:: SHORT TASK ::
Each line that follows is to be retyped exactly.

Stored data

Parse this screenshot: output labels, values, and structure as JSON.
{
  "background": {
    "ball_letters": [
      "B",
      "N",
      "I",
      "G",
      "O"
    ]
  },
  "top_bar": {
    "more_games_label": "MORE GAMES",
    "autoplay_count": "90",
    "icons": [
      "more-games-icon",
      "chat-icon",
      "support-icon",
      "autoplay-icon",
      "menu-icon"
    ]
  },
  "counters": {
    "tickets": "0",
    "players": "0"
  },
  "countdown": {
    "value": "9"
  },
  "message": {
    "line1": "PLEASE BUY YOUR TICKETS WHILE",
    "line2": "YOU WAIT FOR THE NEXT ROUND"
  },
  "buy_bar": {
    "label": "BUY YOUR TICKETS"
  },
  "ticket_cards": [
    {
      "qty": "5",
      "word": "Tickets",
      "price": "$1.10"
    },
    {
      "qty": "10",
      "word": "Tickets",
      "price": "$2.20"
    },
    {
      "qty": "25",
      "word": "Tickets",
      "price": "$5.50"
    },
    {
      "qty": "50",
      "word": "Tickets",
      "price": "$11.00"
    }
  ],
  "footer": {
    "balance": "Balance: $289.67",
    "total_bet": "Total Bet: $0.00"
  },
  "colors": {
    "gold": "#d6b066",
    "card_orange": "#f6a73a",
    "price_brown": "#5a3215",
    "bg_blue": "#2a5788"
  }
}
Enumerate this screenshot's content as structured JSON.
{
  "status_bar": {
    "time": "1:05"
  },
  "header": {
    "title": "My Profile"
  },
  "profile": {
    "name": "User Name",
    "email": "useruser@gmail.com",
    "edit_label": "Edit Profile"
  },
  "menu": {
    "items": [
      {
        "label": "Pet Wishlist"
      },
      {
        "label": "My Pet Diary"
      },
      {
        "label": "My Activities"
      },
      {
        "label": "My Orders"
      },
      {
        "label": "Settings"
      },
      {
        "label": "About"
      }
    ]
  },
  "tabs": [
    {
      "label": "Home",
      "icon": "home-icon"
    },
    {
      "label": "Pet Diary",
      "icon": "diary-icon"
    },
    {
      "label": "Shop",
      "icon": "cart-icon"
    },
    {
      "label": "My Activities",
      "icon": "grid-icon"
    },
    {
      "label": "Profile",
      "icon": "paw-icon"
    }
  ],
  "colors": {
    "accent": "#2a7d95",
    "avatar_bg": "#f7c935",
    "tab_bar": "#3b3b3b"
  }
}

:: ANSWER TO THIS EXERCISE ::
Parse this screenshot: output labels, values, and structure as JSON.
{
  "background": {
    "ball_letters": [
      "B",
      "N",
      "I",
      "G",
      "O"
    ]
  },
  "top_bar": {
    "more_games_label": "MORE GAMES",
    "autoplay_count": "90",
    "icons": [
      "more-games-icon",
      "chat-icon",
      "support-icon",
      "autoplay-icon",
      "menu-icon"
    ]
  },
  "counters": {
    "tickets": "0",
    "players": "0"
  },
  "countdown": {
    "value": "9"
  },
  "message": {
    "line1": "PLEASE BUY YOUR TICKETS WHILE",
    "line2": "YOU WAIT FOR THE NEXT ROUND"
  },
  "buy_bar": {
    "label": "BUY YOUR TICKETS"
  },
  "ticket_cards": [
    {
      "qty": "5",
      "word": "Tickets",
      "price": "$1.10"
    },
    {
      "qty": "10",
      "word": "Tickets",
      "price": "$2.20"
    },
    {
      "qty": "25",
      "word": "Tickets",
      "price": "$5.50"
    },
    {
      "qty": "50",
      "word": "Tickets",
      "price": "$11.00"
    }
  ],
  "footer": {
    "balance": "Balance: $289.67",
    "total_bet": "Total Bet: $0.00"
  },
  "colors": {
    "gold": "#d6b066",
    "card_orange": "#f6a73a",
    "price_brown": "#5a3215",
    "bg_blue": "#2a5788"
  }
}
Enumerate this screenshot's content as structured JSON.
{
  "status_bar": {
    "time": "1:05"
  },
  "header": {
    "title": "My Profile"
  },
  "profile": {
    "name": "User Name",
    "email": "useruser@gmail.com",
    "edit_label": "Edit Profile"
  },
  "menu": {
    "items": [
      {
        "label": "Pet Wishlist"
      },
      {
        "label": "My Pet Diary"
      },
      {
        "label": "My Activities"
      },
      {
        "label": "My Orders"
      },
      {
        "label": "Settings"
      },
      {
        "label": "About"
      }
    ]
  },
  "tabs": [
    {
      "label": "Home",
      "icon": "home-icon"
    },
    {
      "label": "Pet Diary",
      "icon": "diary-icon"
    },
    {
      "label": "Shop",
      "icon": "cart-icon"
    },
    {
      "label": "My Activities",
      "icon": "grid-icon"
    },
    {
      "label": "Profile",
      "icon": "paw-icon"
    }
  ],
  "colors": {
    "accent": "#2a7d95",
    "avatar_bg": "#f7c935",
    "tab_bar": "#3b3b3b"
  }
}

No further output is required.